- _Aim_: Reproduce every line of the material below word for word, leaving out the pictures.

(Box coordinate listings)
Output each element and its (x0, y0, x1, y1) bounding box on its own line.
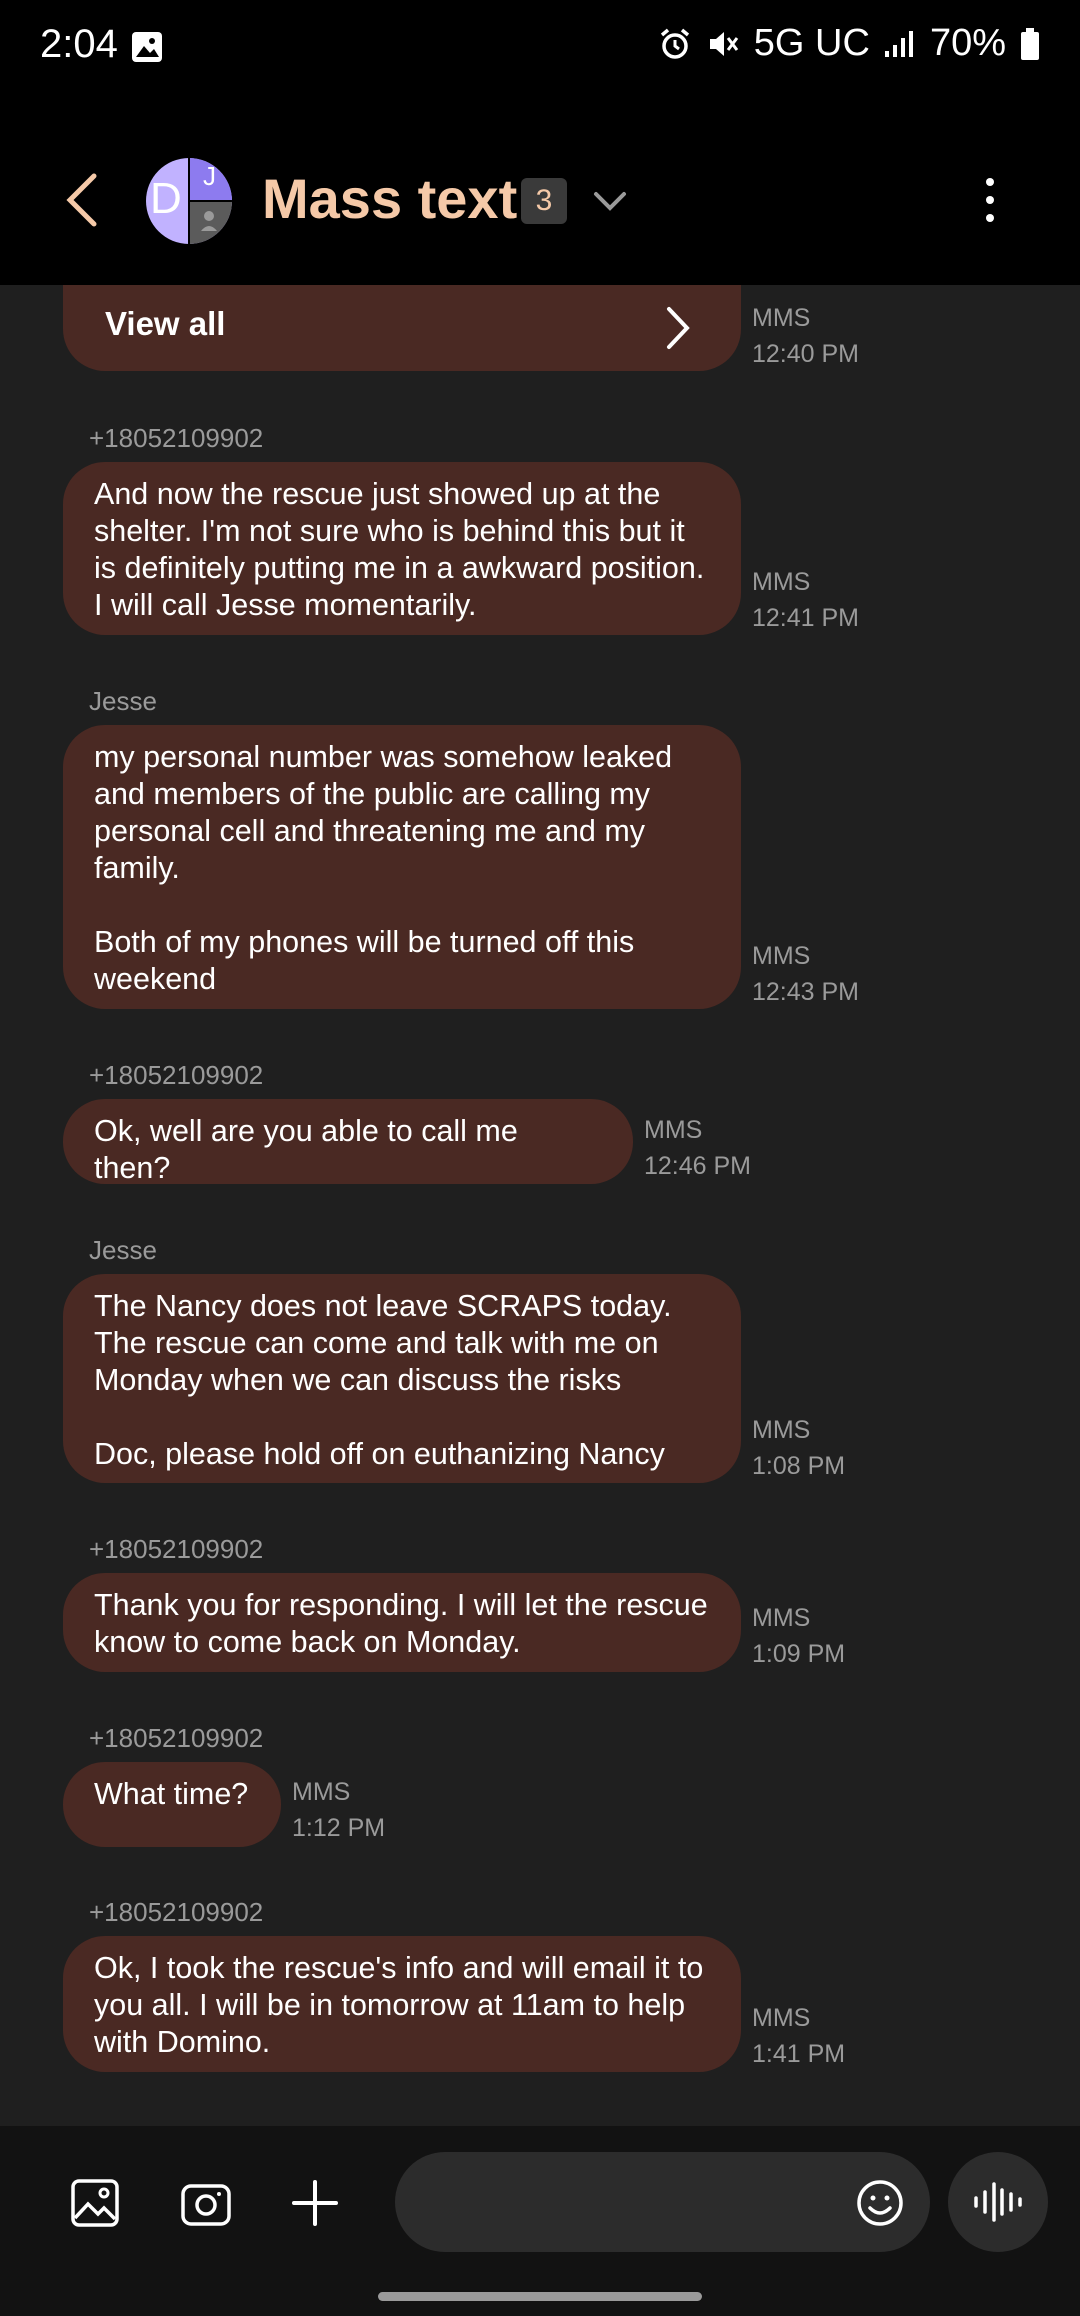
home-indicator[interactable] (378, 2292, 702, 2301)
avatar-quadrant-person (189, 201, 232, 244)
dot-icon (986, 214, 994, 222)
message-input[interactable] (395, 2152, 930, 2252)
plus-icon[interactable] (290, 2178, 340, 2228)
mute-icon (709, 31, 738, 56)
battery-percent: 70% (929, 22, 1006, 64)
message-time: 1:12 PM (292, 1814, 386, 1842)
voice-icon (974, 2182, 1022, 2222)
battery-icon (1021, 27, 1039, 60)
message-time: 12:40 PM (752, 340, 860, 368)
message-type: MMS (752, 1416, 811, 1444)
chevron-right-icon (667, 307, 690, 349)
message-meta: MMS 12:43 PM (752, 938, 859, 1010)
message-time: 1:08 PM (752, 1452, 846, 1480)
message-time: 1:41 PM (752, 2040, 846, 2068)
message-type: MMS (292, 1778, 351, 1806)
message-sender: Jesse (89, 686, 157, 716)
message-meta: MMS 12:41 PM (752, 564, 859, 636)
emoji-icon[interactable] (855, 2178, 905, 2228)
composer-bar (0, 2126, 1080, 2316)
message-sender: Jesse (89, 1235, 157, 1265)
view-all-label: View all (105, 305, 226, 342)
back-button[interactable] (58, 170, 108, 230)
avatar-letter-d: D (150, 174, 182, 223)
message-meta: MMS 1:41 PM (752, 2000, 845, 2072)
message-sender: +18052109902 (89, 1723, 264, 1753)
message-type: MMS (752, 2004, 811, 2032)
message-bubble[interactable]: Ok, well are you able to call me then? (63, 1099, 633, 1185)
message-bubble[interactable]: Ok, I took the rescue's info and will em… (63, 1936, 741, 2072)
network-label: 5G UC (753, 22, 870, 64)
message-bubble[interactable]: my personal number was somehow leaked an… (63, 725, 741, 1009)
message-sender: +18052109902 (89, 1897, 264, 1927)
voice-record-button[interactable] (948, 2152, 1048, 2252)
avatar-letter-j: J (203, 161, 216, 191)
chevron-down-icon[interactable] (592, 186, 628, 216)
dot-icon (986, 178, 994, 186)
message-type: MMS (752, 942, 811, 970)
message-meta: MMS 1:08 PM (752, 1412, 845, 1484)
message-sender: +18052109902 (89, 1534, 264, 1564)
message-type: MMS (752, 304, 811, 332)
more-options-button[interactable] (978, 178, 1002, 226)
message-bubble[interactable]: The Nancy does not leave SCRAPS today. T… (63, 1274, 741, 1483)
group-avatar[interactable]: D J (146, 158, 232, 244)
message-bubble[interactable]: And now the rescue just showed up at the… (63, 462, 741, 635)
message-time: 12:46 PM (644, 1152, 752, 1180)
dot-icon (986, 196, 994, 204)
message-time: 12:41 PM (752, 604, 860, 632)
message-time: 12:43 PM (752, 978, 860, 1006)
message-type: MMS (752, 1604, 811, 1632)
message-bubble[interactable]: What time? (63, 1762, 281, 1847)
message-type: MMS (644, 1116, 703, 1144)
message-meta: MMS 12:40 PM (752, 300, 859, 372)
message-meta: MMS 12:46 PM (644, 1112, 751, 1184)
camera-icon[interactable] (180, 2178, 232, 2228)
image-notification-icon (132, 32, 162, 62)
message-meta: MMS 1:09 PM (752, 1600, 845, 1672)
message-sender: +18052109902 (89, 423, 264, 453)
message-meta: MMS 1:12 PM (292, 1774, 385, 1846)
status-bar: 2:04 5G UC 70% (0, 0, 1080, 100)
message-bubble[interactable]: Thank you for responding. I will let the… (63, 1573, 741, 1672)
view-all-button[interactable]: View all (63, 285, 741, 371)
gallery-icon[interactable] (70, 2178, 120, 2228)
person-icon (201, 211, 217, 231)
message-sender: +18052109902 (89, 1060, 264, 1090)
avatar-quadrant-j: J (189, 158, 232, 201)
participant-count-badge: 3 (521, 178, 567, 224)
conversation-title[interactable]: Mass text (262, 166, 517, 231)
alarm-icon (660, 28, 689, 59)
status-time: 2:04 (40, 22, 118, 66)
message-time: 1:09 PM (752, 1640, 846, 1668)
status-icons: 5G UC 70% (658, 22, 1040, 65)
conversation-header: D J Mass text 3 (0, 100, 1080, 285)
message-type: MMS (752, 568, 811, 596)
signal-icon (884, 30, 913, 57)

- _Task answer_:
Output each element and its (x0, y0, x1, y1) bounding box on its own line.
home-indicator[interactable] (378, 2292, 702, 2301)
avatar-quadrant-person (189, 201, 232, 244)
dot-icon (986, 214, 994, 222)
message-input[interactable] (395, 2152, 930, 2252)
plus-icon[interactable] (290, 2178, 340, 2228)
mute-icon (709, 31, 738, 56)
battery-percent: 70% (929, 22, 1006, 64)
message-time: 1:12 PM (292, 1814, 386, 1842)
voice-icon (974, 2182, 1022, 2222)
battery-icon (1021, 27, 1039, 60)
message-time: 12:40 PM (752, 340, 860, 368)
message-type: MMS (752, 1416, 811, 1444)
chevron-right-icon (667, 307, 690, 349)
message-meta: MMS 12:43 PM (752, 938, 859, 1010)
message-time: 1:08 PM (752, 1452, 846, 1480)
message-time: 1:41 PM (752, 2040, 846, 2068)
message-type: MMS (292, 1778, 351, 1806)
message-sender: Jesse (89, 686, 157, 716)
message-meta: MMS 12:41 PM (752, 564, 859, 636)
emoji-icon[interactable] (855, 2178, 905, 2228)
composer-bar (0, 2126, 1080, 2316)
message-sender: Jesse (89, 1235, 157, 1265)
view-all-label: View all (105, 305, 226, 342)
back-button[interactable] (58, 170, 108, 230)
avatar-letter-d: D (150, 174, 182, 223)
message-meta: MMS 1:41 PM (752, 2000, 845, 2072)
message-sender: +18052109902 (89, 1723, 264, 1753)
message-type: MMS (752, 2004, 811, 2032)
message-bubble[interactable]: Ok, well are you able to call me then? (63, 1099, 633, 1185)
message-bubble[interactable]: Ok, I took the rescue's info and will em… (63, 1936, 741, 2072)
network-label: 5G UC (753, 22, 870, 64)
message-bubble[interactable]: my personal number was somehow leaked an… (63, 725, 741, 1009)
message-sender: +18052109902 (89, 1897, 264, 1927)
voice-record-button[interactable] (948, 2152, 1048, 2252)
avatar-letter-j: J (203, 161, 216, 191)
chevron-down-icon[interactable] (592, 186, 628, 216)
dot-icon (986, 178, 994, 186)
message-type: MMS (752, 942, 811, 970)
message-meta: MMS 1:08 PM (752, 1412, 845, 1484)
message-sender: +18052109902 (89, 1534, 264, 1564)
message-type: MMS (752, 304, 811, 332)
more-options-button[interactable] (978, 178, 1002, 226)
message-bubble[interactable]: The Nancy does not leave SCRAPS today. T… (63, 1274, 741, 1483)
group-avatar[interactable]: D J (146, 158, 232, 244)
message-bubble[interactable]: And now the rescue just showed up at the… (63, 462, 741, 635)
message-time: 12:46 PM (644, 1152, 752, 1180)
dot-icon (986, 196, 994, 204)
message-time: 12:41 PM (752, 604, 860, 632)
message-time: 12:43 PM (752, 978, 860, 1006)
message-type: MMS (752, 1604, 811, 1632)
message-bubble[interactable]: What time? (63, 1762, 281, 1847)
message-type: MMS (644, 1116, 703, 1144)
message-meta: MMS 12:40 PM (752, 300, 859, 372)
message-meta: MMS 12:46 PM (644, 1112, 751, 1184)
camera-icon[interactable] (180, 2178, 232, 2228)
image-notification-icon (132, 32, 162, 62)
message-meta: MMS 1:09 PM (752, 1600, 845, 1672)
message-sender: +18052109902 (89, 423, 264, 453)
message-meta: MMS 1:12 PM (292, 1774, 385, 1846)
status-bar: 2:04 5G UC 70% (0, 0, 1080, 100)
message-bubble[interactable]: Thank you for responding. I will let the… (63, 1573, 741, 1672)
view-all-button[interactable]: View all (63, 285, 741, 371)
gallery-icon[interactable] (70, 2178, 120, 2228)
person-icon (201, 211, 217, 231)
message-sender: +18052109902 (89, 1060, 264, 1090)
avatar-quadrant-j: J (189, 158, 232, 201)
participant-count-badge: 3 (521, 178, 567, 224)
conversation-title[interactable]: Mass text (262, 166, 517, 231)
alarm-icon (660, 28, 689, 59)
status-time: 2:04 (40, 22, 118, 66)
message-time: 1:09 PM (752, 1640, 846, 1668)
status-icons: 5G UC 70% (658, 22, 1040, 65)
conversation-header: D J Mass text 3 (0, 100, 1080, 285)
message-type: MMS (752, 568, 811, 596)
signal-icon (884, 30, 913, 57)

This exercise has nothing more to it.